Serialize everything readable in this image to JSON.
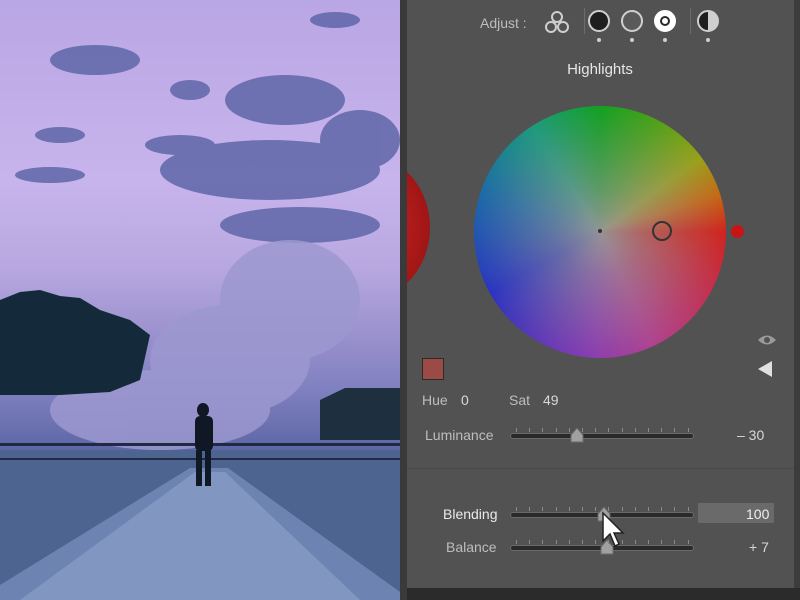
{
  "adjust": {
    "label": "Adjust :",
    "modes": [
      {
        "name": "three-way",
        "active": false
      },
      {
        "name": "shadows",
        "active": false
      },
      {
        "name": "midtones",
        "active": false
      },
      {
        "name": "highlights",
        "active": true
      },
      {
        "name": "global",
        "active": false
      }
    ]
  },
  "wheel": {
    "title": "Highlights",
    "hue_label": "Hue",
    "hue_value": "0",
    "sat_label": "Sat",
    "sat_value": "49",
    "swatch_color": "#9b4a45"
  },
  "sliders": {
    "luminance": {
      "label": "Luminance",
      "value": "– 30",
      "fraction": 0.37
    },
    "blending": {
      "label": "Blending",
      "value": "100",
      "fraction": 0.52
    },
    "balance": {
      "label": "Balance",
      "value": "+ 7",
      "fraction": 0.53
    }
  },
  "colors": {
    "panel": "#525252",
    "accent_red": "#c81414"
  }
}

### Problem description
Pictures are to be left out; repeat all the remaining data exactly.

### Result for this exercise
Serialize everything readable in this image to JSON.
{
  "adjust": {
    "label": "Adjust :",
    "modes": [
      {
        "name": "three-way",
        "active": false
      },
      {
        "name": "shadows",
        "active": false
      },
      {
        "name": "midtones",
        "active": false
      },
      {
        "name": "highlights",
        "active": true
      },
      {
        "name": "global",
        "active": false
      }
    ]
  },
  "wheel": {
    "title": "Highlights",
    "hue_label": "Hue",
    "hue_value": "0",
    "sat_label": "Sat",
    "sat_value": "49",
    "swatch_color": "#9b4a45"
  },
  "sliders": {
    "luminance": {
      "label": "Luminance",
      "value": "– 30",
      "fraction": 0.37
    },
    "blending": {
      "label": "Blending",
      "value": "100",
      "fraction": 0.52
    },
    "balance": {
      "label": "Balance",
      "value": "+ 7",
      "fraction": 0.53
    }
  },
  "colors": {
    "panel": "#525252",
    "accent_red": "#c81414"
  }
}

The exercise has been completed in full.